(SHORT TASK)
Repeat the listing word for word. No pictures belong in the copy.
[Start RECORDS TO PROCESS]
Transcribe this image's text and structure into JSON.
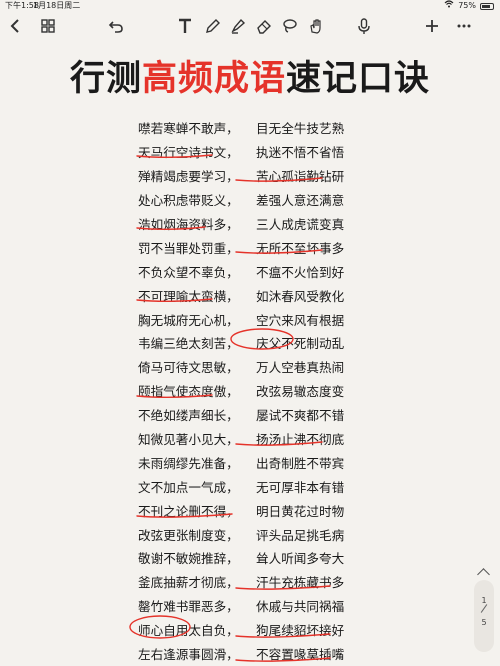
{
  "status": {
    "time": "下午1:58",
    "date": "1月18日周二",
    "battery": "75%",
    "battery_level": 0.75
  },
  "toolbar": {
    "icons": [
      "back-icon",
      "page-grid-icon",
      "undo-icon",
      "text-icon",
      "pen-icon",
      "highlighter-icon",
      "eraser-icon",
      "lasso-icon",
      "hand-icon",
      "microphone-icon",
      "add-icon",
      "more-icon"
    ]
  },
  "title": {
    "part1": "行测",
    "part2": "高频成语",
    "part3": "速记口诀"
  },
  "accent": "#e5332a",
  "rows": [
    {
      "l": "噤若寒蝉不敢声，",
      "r": "目无全牛技艺熟"
    },
    {
      "l": "天马行空诗书文，",
      "r": "执迷不悟不省悟"
    },
    {
      "l": "殚精竭虑要学习，",
      "r": "苦心孤诣勤钻研"
    },
    {
      "l": "处心积虑带贬义，",
      "r": "差强人意还满意"
    },
    {
      "l": "浩如烟海资料多，",
      "r": "三人成虎谎变真"
    },
    {
      "l": "罚不当罪处罚重，",
      "r": "无所不至坏事多"
    },
    {
      "l": "不负众望不辜负，",
      "r": "不瘟不火恰到好"
    },
    {
      "l": "不可理喻太蛮横，",
      "r": "如沐春风受教化"
    },
    {
      "l": "胸无城府无心机，",
      "r": "空穴来风有根据"
    },
    {
      "l": "韦编三绝太刻苦，",
      "r": "庆父不死制动乱"
    },
    {
      "l": "倚马可待文思敏，",
      "r": "万人空巷真热闹"
    },
    {
      "l": "颐指气使态度傲，",
      "r": "改弦易辙态度变"
    },
    {
      "l": "不绝如缕声细长，",
      "r": "屡试不爽都不错"
    },
    {
      "l": "知微见著小见大，",
      "r": "扬汤止沸不彻底"
    },
    {
      "l": "未雨绸缪先准备，",
      "r": "出奇制胜不带宾"
    },
    {
      "l": "文不加点一气成，",
      "r": "无可厚非本有错"
    },
    {
      "l": "不刊之论删不得，",
      "r": "明日黄花过时物"
    },
    {
      "l": "改弦更张制度变，",
      "r": "评头品足挑毛病"
    },
    {
      "l": "敬谢不敏婉推辞，",
      "r": "耸人听闻多夸大"
    },
    {
      "l": "釜底抽薪才彻底，",
      "r": "汗牛充栋藏书多"
    },
    {
      "l": "罄竹难书罪恶多，",
      "r": "休戚与共同祸福"
    },
    {
      "l": "师心自用太自负，",
      "r": "狗尾续貂坏接好"
    },
    {
      "l": "左右逢源事圆滑，",
      "r": "不容置喙莫插嘴"
    }
  ],
  "page": {
    "current": "1",
    "total": "5"
  }
}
[End RECORDS TO PROCESS]
(TASK SOLUTION)
Transcribe this image's text and structure into JSON.
{
  "status": {
    "time": "下午1:58",
    "date": "1月18日周二",
    "battery": "75%",
    "battery_level": 0.75
  },
  "toolbar": {
    "icons": [
      "back-icon",
      "page-grid-icon",
      "undo-icon",
      "text-icon",
      "pen-icon",
      "highlighter-icon",
      "eraser-icon",
      "lasso-icon",
      "hand-icon",
      "microphone-icon",
      "add-icon",
      "more-icon"
    ]
  },
  "title": {
    "part1": "行测",
    "part2": "高频成语",
    "part3": "速记口诀"
  },
  "accent": "#e5332a",
  "rows": [
    {
      "l": "噤若寒蝉不敢声，",
      "r": "目无全牛技艺熟"
    },
    {
      "l": "天马行空诗书文，",
      "r": "执迷不悟不省悟"
    },
    {
      "l": "殚精竭虑要学习，",
      "r": "苦心孤诣勤钻研"
    },
    {
      "l": "处心积虑带贬义，",
      "r": "差强人意还满意"
    },
    {
      "l": "浩如烟海资料多，",
      "r": "三人成虎谎变真"
    },
    {
      "l": "罚不当罪处罚重，",
      "r": "无所不至坏事多"
    },
    {
      "l": "不负众望不辜负，",
      "r": "不瘟不火恰到好"
    },
    {
      "l": "不可理喻太蛮横，",
      "r": "如沐春风受教化"
    },
    {
      "l": "胸无城府无心机，",
      "r": "空穴来风有根据"
    },
    {
      "l": "韦编三绝太刻苦，",
      "r": "庆父不死制动乱"
    },
    {
      "l": "倚马可待文思敏，",
      "r": "万人空巷真热闹"
    },
    {
      "l": "颐指气使态度傲，",
      "r": "改弦易辙态度变"
    },
    {
      "l": "不绝如缕声细长，",
      "r": "屡试不爽都不错"
    },
    {
      "l": "知微见著小见大，",
      "r": "扬汤止沸不彻底"
    },
    {
      "l": "未雨绸缪先准备，",
      "r": "出奇制胜不带宾"
    },
    {
      "l": "文不加点一气成，",
      "r": "无可厚非本有错"
    },
    {
      "l": "不刊之论删不得，",
      "r": "明日黄花过时物"
    },
    {
      "l": "改弦更张制度变，",
      "r": "评头品足挑毛病"
    },
    {
      "l": "敬谢不敏婉推辞，",
      "r": "耸人听闻多夸大"
    },
    {
      "l": "釜底抽薪才彻底，",
      "r": "汗牛充栋藏书多"
    },
    {
      "l": "罄竹难书罪恶多，",
      "r": "休戚与共同祸福"
    },
    {
      "l": "师心自用太自负，",
      "r": "狗尾续貂坏接好"
    },
    {
      "l": "左右逢源事圆滑，",
      "r": "不容置喙莫插嘴"
    }
  ],
  "page": {
    "current": "1",
    "total": "5"
  }
}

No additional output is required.